## EXERCISE DETAILS
Only the lines holding the string "ylabel" are needed. Copy each one.

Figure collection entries
════════════════════

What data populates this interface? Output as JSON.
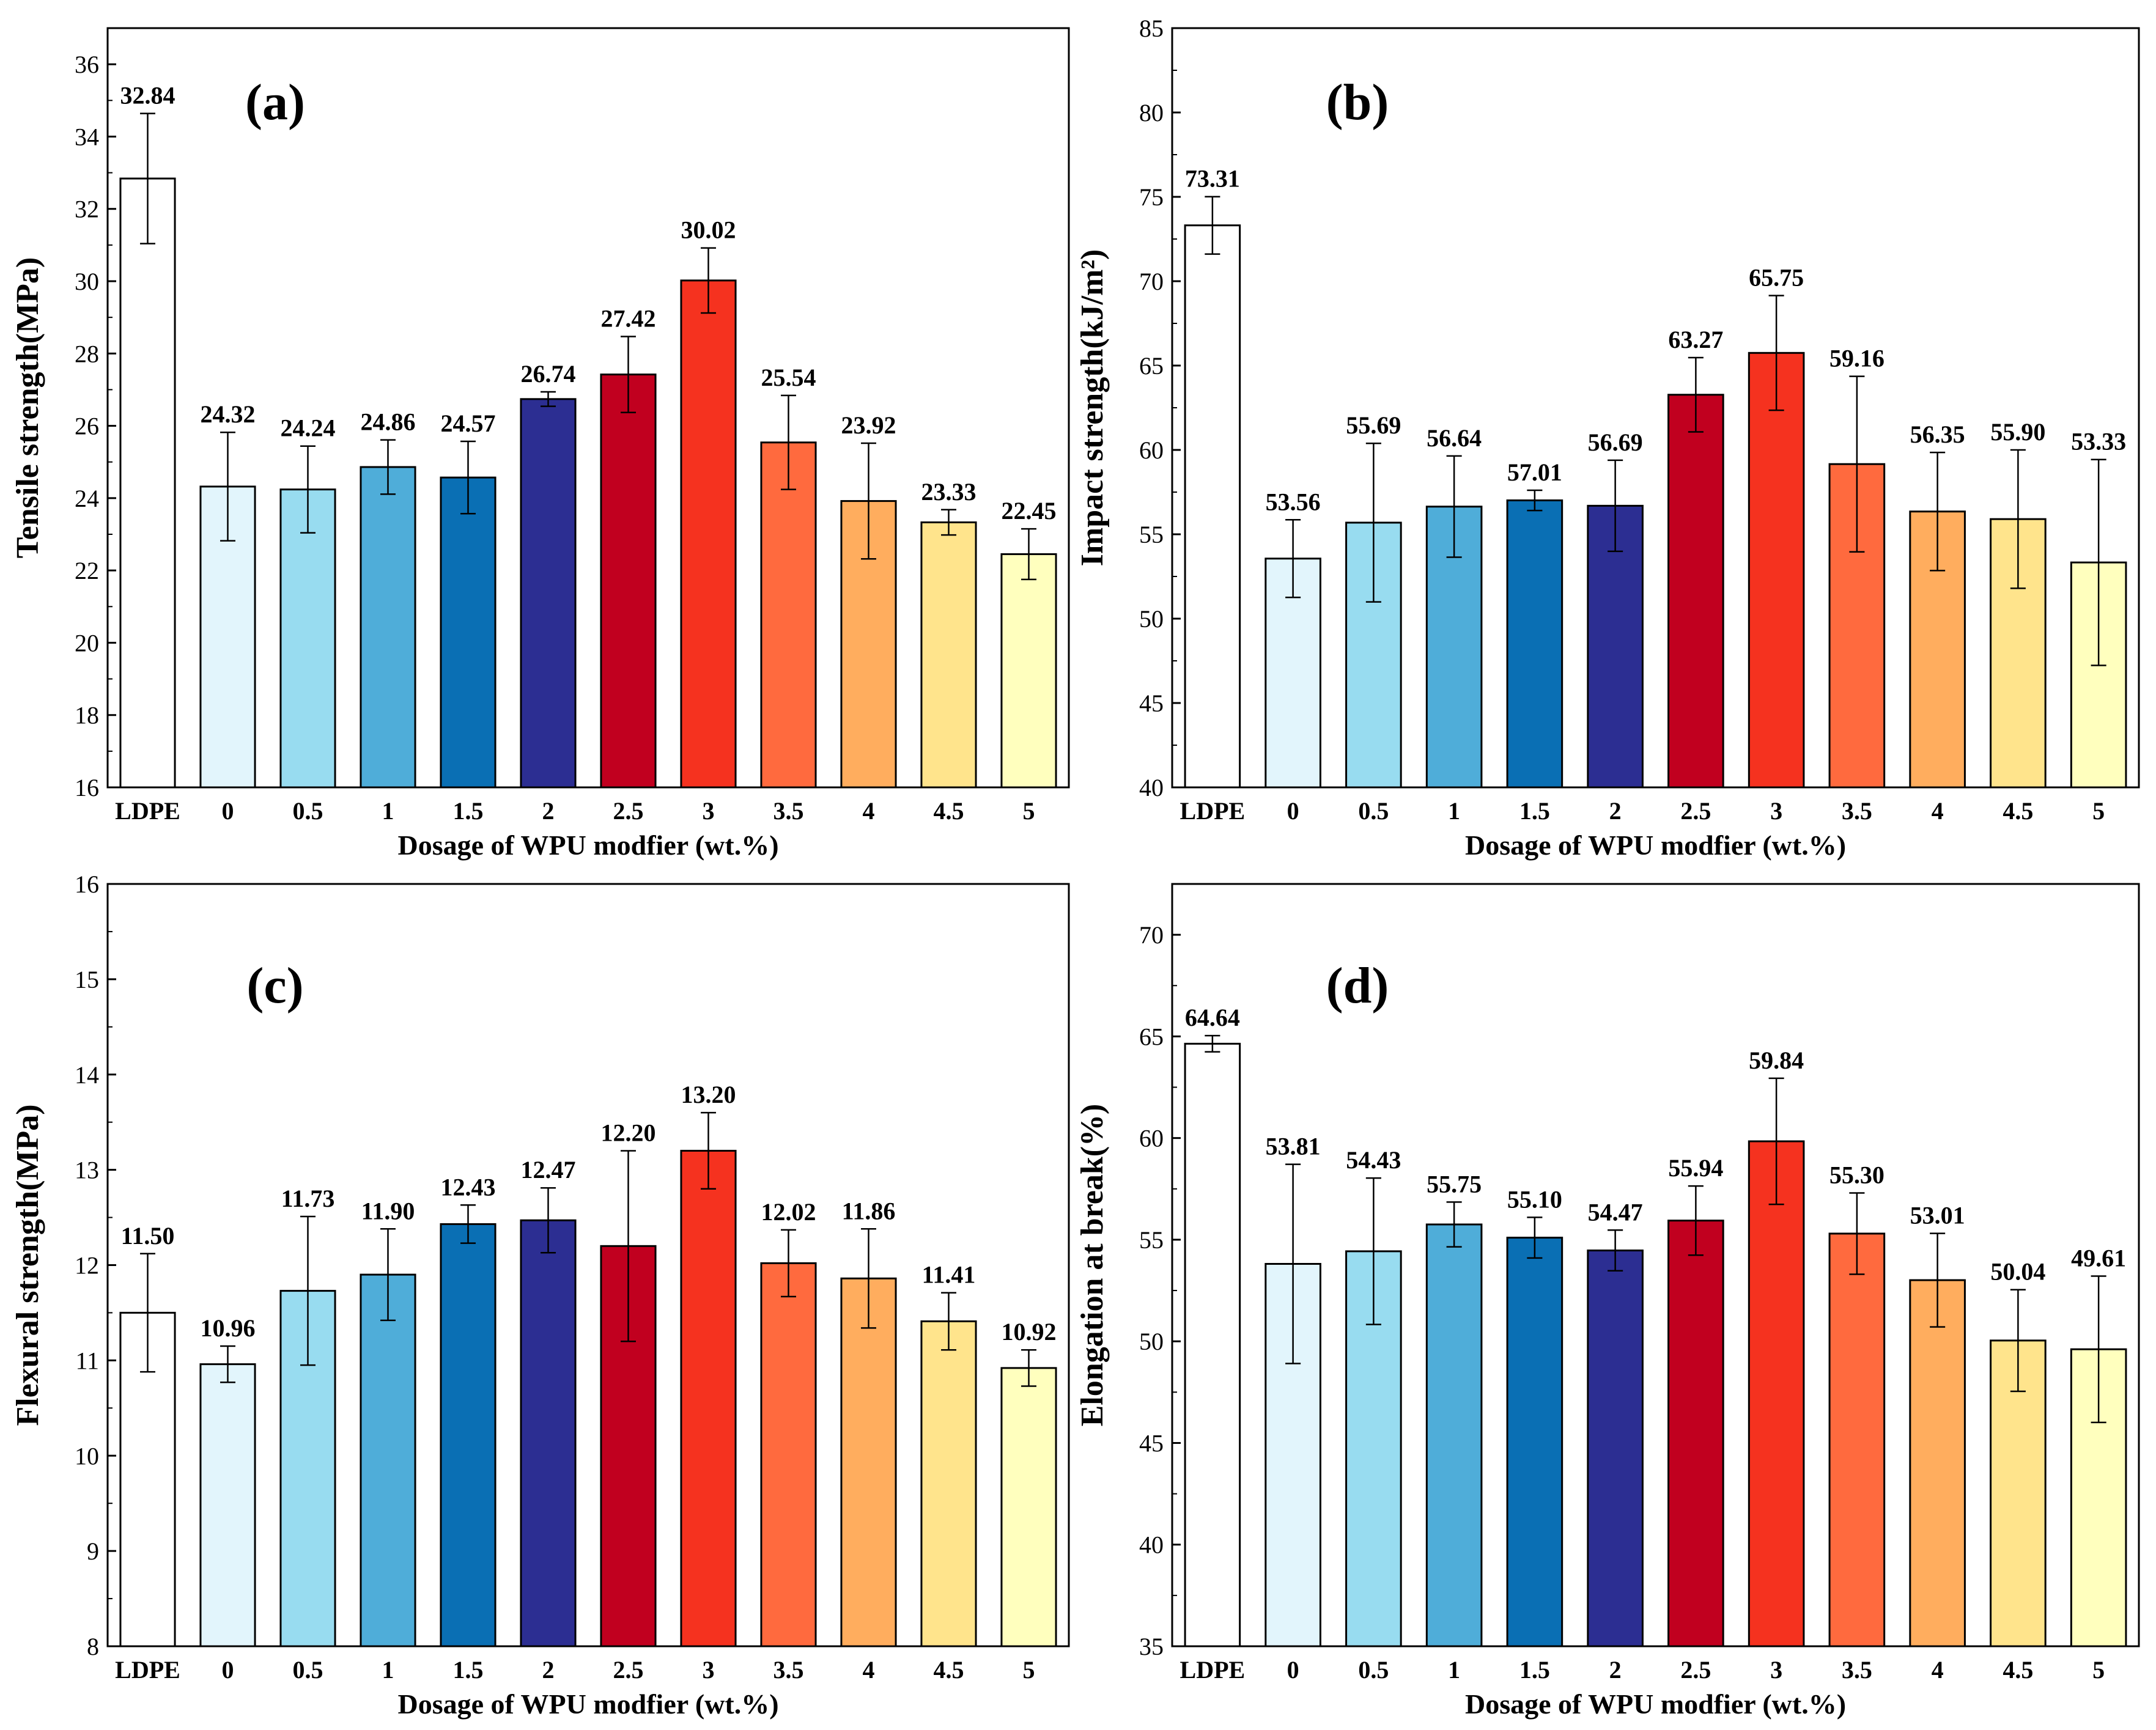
{
  "chart_data": [
    {
      "type": "bar",
      "panel_label": "(a)",
      "ylabel": "Tensile strength(MPa)",
      "xlabel": "Dosage of WPU modfier (wt.%)",
      "ylim": [
        16,
        37
      ],
      "yticks": [
        16,
        18,
        20,
        22,
        24,
        26,
        28,
        30,
        32,
        34,
        36
      ],
      "categories": [
        "LDPE",
        "0",
        "0.5",
        "1",
        "1.5",
        "2",
        "2.5",
        "3",
        "3.5",
        "4",
        "4.5",
        "5"
      ],
      "values": [
        32.84,
        24.32,
        24.24,
        24.86,
        24.57,
        26.74,
        27.42,
        30.02,
        25.54,
        23.92,
        23.33,
        22.45
      ],
      "value_labels": [
        "32.84",
        "24.32",
        "24.24",
        "24.86",
        "24.57",
        "26.74",
        "27.42",
        "30.02",
        "25.54",
        "23.92",
        "23.33",
        "22.45"
      ],
      "errors": [
        1.8,
        1.5,
        1.2,
        0.75,
        1.0,
        0.2,
        1.05,
        0.9,
        1.3,
        1.6,
        0.35,
        0.7
      ]
    },
    {
      "type": "bar",
      "panel_label": "(b)",
      "ylabel": "Impact strength(kJ/m²)",
      "xlabel": "Dosage of WPU modfier (wt.%)",
      "ylim": [
        40,
        85
      ],
      "yticks": [
        40,
        45,
        50,
        55,
        60,
        65,
        70,
        75,
        80,
        85
      ],
      "categories": [
        "LDPE",
        "0",
        "0.5",
        "1",
        "1.5",
        "2",
        "2.5",
        "3",
        "3.5",
        "4",
        "4.5",
        "5"
      ],
      "values": [
        73.31,
        53.56,
        55.69,
        56.64,
        57.01,
        56.69,
        63.27,
        65.75,
        59.16,
        56.35,
        55.9,
        53.33
      ],
      "value_labels": [
        "73.31",
        "53.56",
        "55.69",
        "56.64",
        "57.01",
        "56.69",
        "63.27",
        "65.75",
        "59.16",
        "56.35",
        "55.90",
        "53.33"
      ],
      "errors": [
        1.7,
        2.3,
        4.7,
        3.0,
        0.6,
        2.7,
        2.2,
        3.4,
        5.2,
        3.5,
        4.1,
        6.1
      ]
    },
    {
      "type": "bar",
      "panel_label": "(c)",
      "ylabel": "Flexural strength(MPa)",
      "xlabel": "Dosage of WPU modfier (wt.%)",
      "ylim": [
        8,
        16
      ],
      "yticks": [
        8,
        9,
        10,
        11,
        12,
        13,
        14,
        15,
        16
      ],
      "categories": [
        "LDPE",
        "0",
        "0.5",
        "1",
        "1.5",
        "2",
        "2.5",
        "3",
        "3.5",
        "4",
        "4.5",
        "5"
      ],
      "values": [
        11.5,
        10.96,
        11.73,
        11.9,
        12.43,
        12.47,
        12.2,
        13.2,
        12.02,
        11.86,
        11.41,
        10.92
      ],
      "value_labels": [
        "11.50",
        "10.96",
        "11.73",
        "11.90",
        "12.43",
        "12.47",
        "12.20",
        "13.20",
        "12.02",
        "11.86",
        "11.41",
        "10.92"
      ],
      "errors": [
        0.62,
        0.19,
        0.78,
        0.48,
        0.2,
        0.34,
        1.0,
        0.4,
        0.35,
        0.52,
        0.3,
        0.19
      ]
    },
    {
      "type": "bar",
      "panel_label": "(d)",
      "ylabel": "Elongation at break(%)",
      "xlabel": "Dosage of WPU modfier (wt.%)",
      "ylim": [
        35,
        72.5
      ],
      "yticks": [
        35,
        40,
        45,
        50,
        55,
        60,
        65,
        70
      ],
      "categories": [
        "LDPE",
        "0",
        "0.5",
        "1",
        "1.5",
        "2",
        "2.5",
        "3",
        "3.5",
        "4",
        "4.5",
        "5"
      ],
      "values": [
        64.64,
        53.81,
        54.43,
        55.75,
        55.1,
        54.47,
        55.94,
        59.84,
        55.3,
        53.01,
        50.04,
        49.61
      ],
      "value_labels": [
        "64.64",
        "53.81",
        "54.43",
        "55.75",
        "55.10",
        "54.47",
        "55.94",
        "59.84",
        "55.30",
        "53.01",
        "50.04",
        "49.61"
      ],
      "errors": [
        0.4,
        4.9,
        3.6,
        1.1,
        1.0,
        1.0,
        1.7,
        3.1,
        2.0,
        2.3,
        2.5,
        3.6
      ]
    }
  ],
  "colors": {
    "bars": [
      "#ffffff",
      "#e2f5fc",
      "#98dcf0",
      "#4fadd9",
      "#0a6fb4",
      "#2c2e92",
      "#c1001f",
      "#f5321f",
      "#ff6a3e",
      "#ffad5e",
      "#ffe48c",
      "#ffffbe"
    ],
    "axis": "#000000",
    "background": "#ffffff"
  }
}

════════════════════

## ANSWER TO THIS TASK
      "ylabel": "Tensile strength(MPa)",
      "ylabel": "Impact strength(kJ/m²)",
      "ylabel": "Flexural strength(MPa)",
      "ylabel": "Elongation at break(%)",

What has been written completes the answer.